▸ **Work to be completed**
Reproduce the following lines word for word, with no changes of any kind.

▸ **Data for this task**
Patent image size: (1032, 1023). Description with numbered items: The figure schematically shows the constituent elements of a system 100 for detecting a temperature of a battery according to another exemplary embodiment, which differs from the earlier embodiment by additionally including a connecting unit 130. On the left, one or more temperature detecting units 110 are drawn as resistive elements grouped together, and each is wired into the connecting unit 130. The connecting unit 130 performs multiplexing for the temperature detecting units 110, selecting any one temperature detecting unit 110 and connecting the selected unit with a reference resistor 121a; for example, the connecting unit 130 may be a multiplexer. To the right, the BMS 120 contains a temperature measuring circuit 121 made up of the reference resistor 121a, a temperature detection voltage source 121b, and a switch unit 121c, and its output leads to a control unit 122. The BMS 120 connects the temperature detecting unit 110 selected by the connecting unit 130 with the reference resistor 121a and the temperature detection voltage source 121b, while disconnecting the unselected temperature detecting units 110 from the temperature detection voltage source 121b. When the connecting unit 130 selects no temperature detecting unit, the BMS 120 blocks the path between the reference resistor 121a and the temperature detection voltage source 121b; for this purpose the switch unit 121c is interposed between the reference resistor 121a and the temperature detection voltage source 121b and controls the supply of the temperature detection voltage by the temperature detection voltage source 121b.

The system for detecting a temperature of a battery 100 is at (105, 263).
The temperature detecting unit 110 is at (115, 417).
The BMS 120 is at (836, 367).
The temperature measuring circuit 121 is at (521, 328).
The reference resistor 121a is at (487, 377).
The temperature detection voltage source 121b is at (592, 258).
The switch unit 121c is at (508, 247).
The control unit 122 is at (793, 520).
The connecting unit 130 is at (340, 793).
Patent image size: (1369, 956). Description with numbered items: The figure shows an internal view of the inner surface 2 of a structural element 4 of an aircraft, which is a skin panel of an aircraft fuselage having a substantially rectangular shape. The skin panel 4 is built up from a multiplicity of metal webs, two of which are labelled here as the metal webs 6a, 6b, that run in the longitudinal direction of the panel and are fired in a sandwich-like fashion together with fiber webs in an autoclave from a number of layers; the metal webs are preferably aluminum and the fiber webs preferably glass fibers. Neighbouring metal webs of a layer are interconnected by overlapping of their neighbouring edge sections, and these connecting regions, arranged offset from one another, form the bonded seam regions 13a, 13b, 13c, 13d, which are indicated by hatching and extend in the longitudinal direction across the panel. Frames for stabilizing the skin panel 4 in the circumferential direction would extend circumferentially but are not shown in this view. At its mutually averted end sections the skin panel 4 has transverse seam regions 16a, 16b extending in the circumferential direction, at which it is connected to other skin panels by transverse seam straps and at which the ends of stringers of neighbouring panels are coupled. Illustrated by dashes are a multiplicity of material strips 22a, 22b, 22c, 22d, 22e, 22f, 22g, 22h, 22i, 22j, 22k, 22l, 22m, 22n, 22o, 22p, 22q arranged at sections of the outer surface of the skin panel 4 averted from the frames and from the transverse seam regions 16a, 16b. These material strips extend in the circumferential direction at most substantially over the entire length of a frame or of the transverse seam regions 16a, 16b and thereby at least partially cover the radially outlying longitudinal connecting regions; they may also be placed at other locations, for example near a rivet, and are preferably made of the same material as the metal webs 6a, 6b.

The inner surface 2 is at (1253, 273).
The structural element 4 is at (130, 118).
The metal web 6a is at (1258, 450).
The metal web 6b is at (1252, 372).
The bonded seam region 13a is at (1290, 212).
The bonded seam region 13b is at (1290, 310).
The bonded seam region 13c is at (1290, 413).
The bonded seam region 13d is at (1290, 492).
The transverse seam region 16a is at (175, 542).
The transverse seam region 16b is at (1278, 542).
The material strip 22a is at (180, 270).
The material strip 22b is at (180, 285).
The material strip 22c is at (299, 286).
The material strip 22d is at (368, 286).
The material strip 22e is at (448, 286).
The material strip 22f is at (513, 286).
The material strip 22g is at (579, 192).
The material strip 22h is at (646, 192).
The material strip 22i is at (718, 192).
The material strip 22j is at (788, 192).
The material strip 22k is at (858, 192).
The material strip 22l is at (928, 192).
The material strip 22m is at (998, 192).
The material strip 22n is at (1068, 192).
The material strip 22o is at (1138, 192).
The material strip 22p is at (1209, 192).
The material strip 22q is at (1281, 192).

▸ **Answer to this task**
Patent image size: (1032, 1023). Description with numbered items: The figure schematically shows the constituent elements of a system 100 for detecting a temperature of a battery according to another exemplary embodiment, which differs from the earlier embodiment by additionally including a connecting unit 130. On the left, one or more temperature detecting units 110 are drawn as resistive elements grouped together, and each is wired into the connecting unit 130. The connecting unit 130 performs multiplexing for the temperature detecting units 110, selecting any one temperature detecting unit 110 and connecting the selected unit with a reference resistor 121a; for example, the connecting unit 130 may be a multiplexer. To the right, the BMS 120 contains a temperature measuring circuit 121 made up of the reference resistor 121a, a temperature detection voltage source 121b, and a switch unit 121c, and its output leads to a control unit 122. The BMS 120 connects the temperature detecting unit 110 selected by the connecting unit 130 with the reference resistor 121a and the temperature detection voltage source 121b, while disconnecting the unselected temperature detecting units 110 from the temperature detection voltage source 121b. When the connecting unit 130 selects no temperature detecting unit, the BMS 120 blocks the path between the reference resistor 121a and the temperature detection voltage source 121b; for this purpose the switch unit 121c is interposed between the reference resistor 121a and the temperature detection voltage source 121b and controls the supply of the temperature detection voltage by the temperature detection voltage source 121b.

The system for detecting a temperature of a battery 100 is at (105, 263).
The temperature detecting unit 110 is at (115, 417).
The BMS 120 is at (836, 367).
The temperature measuring circuit 121 is at (521, 328).
The reference resistor 121a is at (487, 377).
The temperature detection voltage source 121b is at (592, 258).
The switch unit 121c is at (508, 247).
The control unit 122 is at (793, 520).
The connecting unit 130 is at (340, 793).
Patent image size: (1369, 956). Description with numbered items: The figure shows an internal view of the inner surface 2 of a structural element 4 of an aircraft, which is a skin panel of an aircraft fuselage having a substantially rectangular shape. The skin panel 4 is built up from a multiplicity of metal webs, two of which are labelled here as the metal webs 6a, 6b, that run in the longitudinal direction of the panel and are fired in a sandwich-like fashion together with fiber webs in an autoclave from a number of layers; the metal webs are preferably aluminum and the fiber webs preferably glass fibers. Neighbouring metal webs of a layer are interconnected by overlapping of their neighbouring edge sections, and these connecting regions, arranged offset from one another, form the bonded seam regions 13a, 13b, 13c, 13d, which are indicated by hatching and extend in the longitudinal direction across the panel. Frames for stabilizing the skin panel 4 in the circumferential direction would extend circumferentially but are not shown in this view. At its mutually averted end sections the skin panel 4 has transverse seam regions 16a, 16b extending in the circumferential direction, at which it is connected to other skin panels by transverse seam straps and at which the ends of stringers of neighbouring panels are coupled. Illustrated by dashes are a multiplicity of material strips 22a, 22b, 22c, 22d, 22e, 22f, 22g, 22h, 22i, 22j, 22k, 22l, 22m, 22n, 22o, 22p, 22q arranged at sections of the outer surface of the skin panel 4 averted from the frames and from the transverse seam regions 16a, 16b. These material strips extend in the circumferential direction at most substantially over the entire length of a frame or of the transverse seam regions 16a, 16b and thereby at least partially cover the radially outlying longitudinal connecting regions; they may also be placed at other locations, for example near a rivet, and are preferably made of the same material as the metal webs 6a, 6b.

The inner surface 2 is at (1253, 273).
The structural element 4 is at (130, 118).
The metal web 6a is at (1258, 450).
The metal web 6b is at (1252, 372).
The bonded seam region 13a is at (1290, 212).
The bonded seam region 13b is at (1290, 310).
The bonded seam region 13c is at (1290, 413).
The bonded seam region 13d is at (1290, 492).
The transverse seam region 16a is at (175, 542).
The transverse seam region 16b is at (1278, 542).
The material strip 22a is at (180, 270).
The material strip 22b is at (180, 285).
The material strip 22c is at (299, 286).
The material strip 22d is at (368, 286).
The material strip 22e is at (448, 286).
The material strip 22f is at (513, 286).
The material strip 22g is at (579, 192).
The material strip 22h is at (646, 192).
The material strip 22i is at (718, 192).
The material strip 22j is at (788, 192).
The material strip 22k is at (858, 192).
The material strip 22l is at (928, 192).
The material strip 22m is at (998, 192).
The material strip 22n is at (1068, 192).
The material strip 22o is at (1138, 192).
The material strip 22p is at (1209, 192).
The material strip 22q is at (1281, 192).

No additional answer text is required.